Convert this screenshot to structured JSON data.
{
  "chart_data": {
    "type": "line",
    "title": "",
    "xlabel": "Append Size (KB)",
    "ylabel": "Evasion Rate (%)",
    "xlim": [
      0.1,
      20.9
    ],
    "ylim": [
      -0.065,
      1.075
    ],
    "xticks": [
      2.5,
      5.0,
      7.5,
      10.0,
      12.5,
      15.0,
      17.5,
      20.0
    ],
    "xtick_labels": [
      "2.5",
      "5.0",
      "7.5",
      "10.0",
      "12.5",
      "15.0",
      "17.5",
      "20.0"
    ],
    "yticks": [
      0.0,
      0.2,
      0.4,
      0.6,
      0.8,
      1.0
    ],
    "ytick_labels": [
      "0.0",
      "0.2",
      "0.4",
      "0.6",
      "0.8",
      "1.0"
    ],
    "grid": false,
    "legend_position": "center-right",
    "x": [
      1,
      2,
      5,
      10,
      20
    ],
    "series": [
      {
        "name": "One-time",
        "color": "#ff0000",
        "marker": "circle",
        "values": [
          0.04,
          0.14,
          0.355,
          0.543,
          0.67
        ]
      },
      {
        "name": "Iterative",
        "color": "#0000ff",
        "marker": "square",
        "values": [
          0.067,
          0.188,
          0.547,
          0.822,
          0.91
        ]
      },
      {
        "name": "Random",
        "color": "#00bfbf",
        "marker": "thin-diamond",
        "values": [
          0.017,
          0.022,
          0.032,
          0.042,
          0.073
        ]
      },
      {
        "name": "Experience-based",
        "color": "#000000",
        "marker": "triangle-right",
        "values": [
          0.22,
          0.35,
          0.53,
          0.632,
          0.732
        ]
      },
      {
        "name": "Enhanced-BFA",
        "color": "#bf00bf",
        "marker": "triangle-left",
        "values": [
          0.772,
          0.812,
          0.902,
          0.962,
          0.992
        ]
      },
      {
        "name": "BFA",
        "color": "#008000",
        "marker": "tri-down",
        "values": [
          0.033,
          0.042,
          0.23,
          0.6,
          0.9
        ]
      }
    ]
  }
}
==========
* WHAT IS NEEDED: Reproduce all of the entries word for word.

* CORRECT RESPONSE:
Convert this screenshot to structured JSON data.
{
  "chart_data": {
    "type": "line",
    "title": "",
    "xlabel": "Append Size (KB)",
    "ylabel": "Evasion Rate (%)",
    "xlim": [
      0.1,
      20.9
    ],
    "ylim": [
      -0.065,
      1.075
    ],
    "xticks": [
      2.5,
      5.0,
      7.5,
      10.0,
      12.5,
      15.0,
      17.5,
      20.0
    ],
    "xtick_labels": [
      "2.5",
      "5.0",
      "7.5",
      "10.0",
      "12.5",
      "15.0",
      "17.5",
      "20.0"
    ],
    "yticks": [
      0.0,
      0.2,
      0.4,
      0.6,
      0.8,
      1.0
    ],
    "ytick_labels": [
      "0.0",
      "0.2",
      "0.4",
      "0.6",
      "0.8",
      "1.0"
    ],
    "grid": false,
    "legend_position": "center-right",
    "x": [
      1,
      2,
      5,
      10,
      20
    ],
    "series": [
      {
        "name": "One-time",
        "color": "#ff0000",
        "marker": "circle",
        "values": [
          0.04,
          0.14,
          0.355,
          0.543,
          0.67
        ]
      },
      {
        "name": "Iterative",
        "color": "#0000ff",
        "marker": "square",
        "values": [
          0.067,
          0.188,
          0.547,
          0.822,
          0.91
        ]
      },
      {
        "name": "Random",
        "color": "#00bfbf",
        "marker": "thin-diamond",
        "values": [
          0.017,
          0.022,
          0.032,
          0.042,
          0.073
        ]
      },
      {
        "name": "Experience-based",
        "color": "#000000",
        "marker": "triangle-right",
        "values": [
          0.22,
          0.35,
          0.53,
          0.632,
          0.732
        ]
      },
      {
        "name": "Enhanced-BFA",
        "color": "#bf00bf",
        "marker": "triangle-left",
        "values": [
          0.772,
          0.812,
          0.902,
          0.962,
          0.992
        ]
      },
      {
        "name": "BFA",
        "color": "#008000",
        "marker": "tri-down",
        "values": [
          0.033,
          0.042,
          0.23,
          0.6,
          0.9
        ]
      }
    ]
  }
}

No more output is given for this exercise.